• Stated goal 1:
Extract the records line for line without changes, starting with their first line and going on through the line that contains "card-body: Cashback Jusqu'à".

--

Finally, with the historical data from the surrounding weather stations, climate variability scenarios were modeled in RESO. The climate normals corresponding to the period 1981-2010 were analyzed considering that the standard climatological normals of any place on the planet are calculated in periods of 30 years, beginning at the first year of each corresponding decade (WMO, 2017), and that the data of the conventional stations cover on average from 1980 to 2016. To compare the variation in temperature and precipitation in the study area within the last 30 years, the averages of the two extreme ranges of the analysis period were compared, corresponding to the first and last decade (1981-1990 and 2001 -2010). Thus, considering that the main way to study temperature changes over time in mountain areas is through the altitudinal change of a reference isotherm (Soto Molina and Delgado Granados, 2020; Soto Molina et al., 2021), the altitude of the most representative isotherm and with the same value for each of the two periods was compared. Regarding the variable of precipitation, and as in the case of temperature, the averages of the decades 1981-1990 and 2001-2010 were also compared. Therefore, it was possible to identify the spatio-temporal variation of the accumulated annual total precipitation in RESO. Figure 2 shows the flow chart of the methodology described above.
2.3 Model Validation
For the model validation, temperature and precipitation data from climatological stations not considered during the modeling and were as close as possible to the study area were used. Considering that RESO is a small mountainous environment that stands out from the Gulf Coastal Plain, where the stations around it and the closest ones are at an altitude lower than 50 masl, it was necessary to resort to stations installed in mountain relief, located at an average distance of 165 km from RESO summit. In total, 13 stations, located at different altitudes from each other, were selected within RESO’s lower and upper limits.
As in the case of modeling, the 1981-2010 climatological normals of temperature and precipitation were used. The altitude values and the climatological normals were averaged from the group of stations. Subsequently, from the DEM of RESO, the isohypse with the same value as the altitude average of the group was obtained. Using the ArcGIS “intersect” tool, the values of the annual average temperatures and accumulated annual total precipitation were obtained for each pixel where the isohypse crossed to compare them with the average data of the group of stations. Finally, to further facilitate comparison, it was necessary to standardize the temperature and precipitation values at sea level, both for the stations and for RESO isohypse; the adjustment was made through the gradients used for modeling. Confidence intervals (CIs) were obtained from the values of the adjusted variables using the Student’s t-test (α = 0.95). Considering that the CIs in climatology are a helpful resource for the identification of similar climates (Mudelsse, 2014; Bowers and Tung, 2018), and due to the existence of different microclimates in each region, if the values of temperature and precipitation extracted from the isohypse of RESO were within the CIs determined by the group of stations, they would represent similarity conditions with a confidence level of 95%.

--

• Stated goal 2:
From the text on climate modeling and validation, copy the passage word for word, starting with "2.3 Model Validation" and going on through "and upper limits.".

• Data entries:
--

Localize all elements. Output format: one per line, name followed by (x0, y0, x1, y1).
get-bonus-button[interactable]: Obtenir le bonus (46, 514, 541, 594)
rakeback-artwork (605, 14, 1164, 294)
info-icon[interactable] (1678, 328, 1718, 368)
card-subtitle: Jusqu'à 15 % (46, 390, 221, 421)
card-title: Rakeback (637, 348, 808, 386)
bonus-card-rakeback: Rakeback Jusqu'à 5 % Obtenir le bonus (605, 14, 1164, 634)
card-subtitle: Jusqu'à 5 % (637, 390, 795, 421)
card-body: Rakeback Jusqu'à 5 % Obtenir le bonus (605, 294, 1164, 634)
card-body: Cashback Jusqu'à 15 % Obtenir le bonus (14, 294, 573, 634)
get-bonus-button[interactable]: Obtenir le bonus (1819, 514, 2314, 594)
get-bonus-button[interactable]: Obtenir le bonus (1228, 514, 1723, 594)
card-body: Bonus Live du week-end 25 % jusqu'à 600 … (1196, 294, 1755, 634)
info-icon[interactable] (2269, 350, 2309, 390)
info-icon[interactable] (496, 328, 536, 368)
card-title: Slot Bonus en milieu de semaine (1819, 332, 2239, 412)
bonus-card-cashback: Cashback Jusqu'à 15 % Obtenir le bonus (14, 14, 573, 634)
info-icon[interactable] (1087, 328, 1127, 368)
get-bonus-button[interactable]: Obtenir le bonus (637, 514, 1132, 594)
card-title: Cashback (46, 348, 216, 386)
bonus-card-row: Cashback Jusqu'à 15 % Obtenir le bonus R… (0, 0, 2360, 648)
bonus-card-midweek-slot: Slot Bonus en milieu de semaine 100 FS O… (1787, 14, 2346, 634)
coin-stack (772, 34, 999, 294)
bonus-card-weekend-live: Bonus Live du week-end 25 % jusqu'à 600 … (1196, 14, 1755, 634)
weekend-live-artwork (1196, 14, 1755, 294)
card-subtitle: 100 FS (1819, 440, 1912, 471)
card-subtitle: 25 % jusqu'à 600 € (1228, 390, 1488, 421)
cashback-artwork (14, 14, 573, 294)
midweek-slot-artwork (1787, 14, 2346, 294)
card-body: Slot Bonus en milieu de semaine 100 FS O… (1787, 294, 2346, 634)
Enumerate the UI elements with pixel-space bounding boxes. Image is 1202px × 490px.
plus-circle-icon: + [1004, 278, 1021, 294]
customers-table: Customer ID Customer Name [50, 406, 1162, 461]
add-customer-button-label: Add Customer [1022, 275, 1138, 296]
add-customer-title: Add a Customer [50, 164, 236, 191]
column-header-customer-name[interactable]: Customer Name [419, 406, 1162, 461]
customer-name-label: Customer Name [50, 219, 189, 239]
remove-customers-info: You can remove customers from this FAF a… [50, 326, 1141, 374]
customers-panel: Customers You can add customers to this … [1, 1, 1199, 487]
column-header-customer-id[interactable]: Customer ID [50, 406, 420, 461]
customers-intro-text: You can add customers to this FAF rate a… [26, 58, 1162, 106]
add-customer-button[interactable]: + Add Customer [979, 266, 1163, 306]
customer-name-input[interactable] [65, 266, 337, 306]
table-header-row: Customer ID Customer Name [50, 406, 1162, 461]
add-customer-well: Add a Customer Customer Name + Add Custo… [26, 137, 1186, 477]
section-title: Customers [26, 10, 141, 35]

--

• Correct answer 1:
Localize all elements. Output format: one per line, name followed by (x0, y0, x1, y1).
get-bonus-button[interactable]: Obtenir le bonus (46, 514, 541, 594)
rakeback-artwork (605, 14, 1164, 294)
info-icon[interactable] (1678, 328, 1718, 368)
card-subtitle: Jusqu'à 15 % (46, 390, 221, 421)
card-title: Rakeback (637, 348, 808, 386)
bonus-card-rakeback: Rakeback Jusqu'à 5 % Obtenir le bonus (605, 14, 1164, 634)
card-subtitle: Jusqu'à 5 % (637, 390, 795, 421)
card-body: Rakeback Jusqu'à 5 % Obtenir le bonus (605, 294, 1164, 634)
card-body: Cashback Jusqu'à 15 % Obtenir le bonus (14, 294, 573, 634)

• Correct answer 2:
2.3 Model Validation
For the model validation, temperature and precipitation data from climatological stations not considered during the modeling and were as close as possible to the study area were used. Considering that RESO is a small mountainous environment that stands out from the Gulf Coastal Plain, where the stations around it and the closest ones are at an altitude lower than 50 masl, it was necessary to resort to stations installed in mountain relief, located at an average distance of 165 km from RESO summit. In total, 13 stations, located at different altitudes from each other, were selected within RESO’s lower and upper limits.